▶ [Stored data entries]
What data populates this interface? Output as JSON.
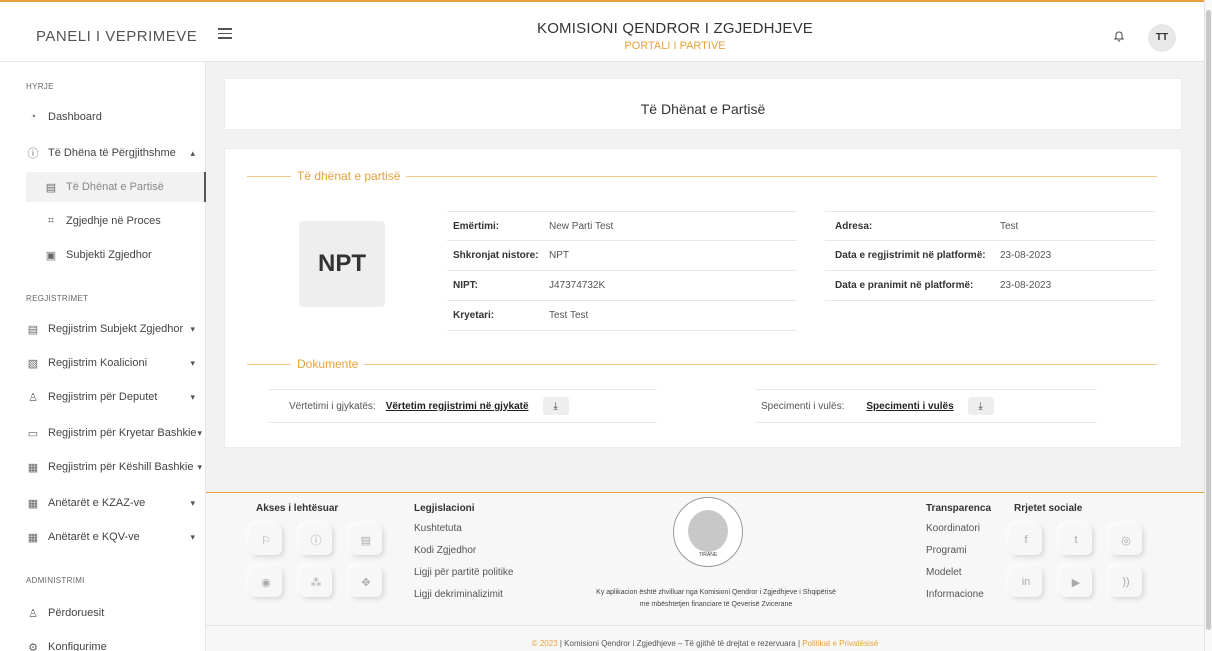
{
  "header": {
    "brand": "PANELI I VEPRIMEVE",
    "title": "KOMISIONI QENDROR I ZGJEDHJEVE",
    "subtitle": "PORTALI I PARTIVE",
    "avatar_initials": "TT",
    "accent_color": "#e8a23c"
  },
  "sidebar": {
    "sections": [
      "HYRJE",
      "REGJISTRIMET",
      "ADMINISTRIMI"
    ],
    "items": [
      {
        "label": "Dashboard",
        "icon": "dashboard-icon"
      },
      {
        "label": "Të Dhëna të Përgjithshme",
        "icon": "info-icon"
      },
      {
        "label": "Të Dhënat e Partisë",
        "icon": "document-icon"
      },
      {
        "label": "Zgjedhje në Proces",
        "icon": "process-icon"
      },
      {
        "label": "Subjekti Zgjedhor",
        "icon": "subject-icon"
      },
      {
        "label": "Regjistrim Subjekt Zgjedhor",
        "icon": "register-icon"
      },
      {
        "label": "Regjistrim Koalicioni",
        "icon": "coalition-icon"
      },
      {
        "label": "Regjistrim për Deputet",
        "icon": "user-icon"
      },
      {
        "label": "Regjistrim për Kryetar Bashkie",
        "icon": "id-card-icon"
      },
      {
        "label": "Regjistrim për Këshill Bashkie",
        "icon": "building-icon"
      },
      {
        "label": "Anëtarët e KZAZ-ve",
        "icon": "building-icon"
      },
      {
        "label": "Anëtarët e KQV-ve",
        "icon": "building-icon"
      },
      {
        "label": "Përdoruesit",
        "icon": "users-icon"
      },
      {
        "label": "Konfigurime",
        "icon": "settings-icon"
      }
    ]
  },
  "page": {
    "title": "Të Dhënat e Partisë",
    "section_party": "Të dhënat e partisë",
    "section_docs": "Dokumente",
    "logo_text": "NPT"
  },
  "party": {
    "fields_left": [
      {
        "label": "Emërtimi:",
        "value": "New Parti Test"
      },
      {
        "label": "Shkronjat nistore:",
        "value": "NPT"
      },
      {
        "label": "NIPT:",
        "value": "J47374732K"
      },
      {
        "label": "Kryetari:",
        "value": "Test Test"
      }
    ],
    "fields_right": [
      {
        "label": "Adresa:",
        "value": "Test"
      },
      {
        "label": "Data e regjistrimit në platformë:",
        "value": "23-08-2023"
      },
      {
        "label": "Data e pranimit në platformë:",
        "value": "23-08-2023"
      }
    ]
  },
  "documents": [
    {
      "label": "Vërtetimi i gjykatës:",
      "link": "Vërtetim regjistrimi në gjykatë",
      "download_icon": "download-icon"
    },
    {
      "label": "Specimenti i vulës:",
      "link": "Specimenti i vulës",
      "download_icon": "download-icon"
    }
  ],
  "footer": {
    "access_title": "Akses i lehtësuar",
    "legislation_title": "Legjislacioni",
    "legislation_links": [
      "Kushtetuta",
      "Kodi Zgjedhor",
      "Ligji për partitë politike",
      "Ligji dekriminalizimit"
    ],
    "transparency_title": "Transparenca",
    "transparency_links": [
      "Koordinatori",
      "Programi",
      "Modelet",
      "Informacione"
    ],
    "social_title": "Rrjetet sociale",
    "seal_text": "TIRANE",
    "note_line1": "Ky aplikacion është zhvilluar nga Komisioni Qendror i Zgjedhjeve i Shqipërisë",
    "note_line2": "me mbështetjen financiare të Qeverisë Zvicerane",
    "copyright": "© 2023",
    "rights": "Komisioni Qendror i Zgjedhjeve – Të gjithë të drejtat e rezervuara",
    "privacy": "Politikat e Privatësisë"
  }
}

▶ [What to produce]
Repeat the data above exactly, but not the pictures.

▶ [Task output]
What data populates this interface? Output as JSON.
{
  "header": {
    "brand": "PANELI I VEPRIMEVE",
    "title": "KOMISIONI QENDROR I ZGJEDHJEVE",
    "subtitle": "PORTALI I PARTIVE",
    "avatar_initials": "TT",
    "accent_color": "#e8a23c"
  },
  "sidebar": {
    "sections": [
      "HYRJE",
      "REGJISTRIMET",
      "ADMINISTRIMI"
    ],
    "items": [
      {
        "label": "Dashboard",
        "icon": "dashboard-icon"
      },
      {
        "label": "Të Dhëna të Përgjithshme",
        "icon": "info-icon"
      },
      {
        "label": "Të Dhënat e Partisë",
        "icon": "document-icon"
      },
      {
        "label": "Zgjedhje në Proces",
        "icon": "process-icon"
      },
      {
        "label": "Subjekti Zgjedhor",
        "icon": "subject-icon"
      },
      {
        "label": "Regjistrim Subjekt Zgjedhor",
        "icon": "register-icon"
      },
      {
        "label": "Regjistrim Koalicioni",
        "icon": "coalition-icon"
      },
      {
        "label": "Regjistrim për Deputet",
        "icon": "user-icon"
      },
      {
        "label": "Regjistrim për Kryetar Bashkie",
        "icon": "id-card-icon"
      },
      {
        "label": "Regjistrim për Këshill Bashkie",
        "icon": "building-icon"
      },
      {
        "label": "Anëtarët e KZAZ-ve",
        "icon": "building-icon"
      },
      {
        "label": "Anëtarët e KQV-ve",
        "icon": "building-icon"
      },
      {
        "label": "Përdoruesit",
        "icon": "users-icon"
      },
      {
        "label": "Konfigurime",
        "icon": "settings-icon"
      }
    ]
  },
  "page": {
    "title": "Të Dhënat e Partisë",
    "section_party": "Të dhënat e partisë",
    "section_docs": "Dokumente",
    "logo_text": "NPT"
  },
  "party": {
    "fields_left": [
      {
        "label": "Emërtimi:",
        "value": "New Parti Test"
      },
      {
        "label": "Shkronjat nistore:",
        "value": "NPT"
      },
      {
        "label": "NIPT:",
        "value": "J47374732K"
      },
      {
        "label": "Kryetari:",
        "value": "Test Test"
      }
    ],
    "fields_right": [
      {
        "label": "Adresa:",
        "value": "Test"
      },
      {
        "label": "Data e regjistrimit në platformë:",
        "value": "23-08-2023"
      },
      {
        "label": "Data e pranimit në platformë:",
        "value": "23-08-2023"
      }
    ]
  },
  "documents": [
    {
      "label": "Vërtetimi i gjykatës:",
      "link": "Vërtetim regjistrimi në gjykatë",
      "download_icon": "download-icon"
    },
    {
      "label": "Specimenti i vulës:",
      "link": "Specimenti i vulës",
      "download_icon": "download-icon"
    }
  ],
  "footer": {
    "access_title": "Akses i lehtësuar",
    "legislation_title": "Legjislacioni",
    "legislation_links": [
      "Kushtetuta",
      "Kodi Zgjedhor",
      "Ligji për partitë politike",
      "Ligji dekriminalizimit"
    ],
    "transparency_title": "Transparenca",
    "transparency_links": [
      "Koordinatori",
      "Programi",
      "Modelet",
      "Informacione"
    ],
    "social_title": "Rrjetet sociale",
    "seal_text": "TIRANE",
    "note_line1": "Ky aplikacion është zhvilluar nga Komisioni Qendror i Zgjedhjeve i Shqipërisë",
    "note_line2": "me mbështetjen financiare të Qeverisë Zvicerane",
    "copyright": "© 2023",
    "rights": "Komisioni Qendror i Zgjedhjeve – Të gjithë të drejtat e rezervuara",
    "privacy": "Politikat e Privatësisë"
  }
}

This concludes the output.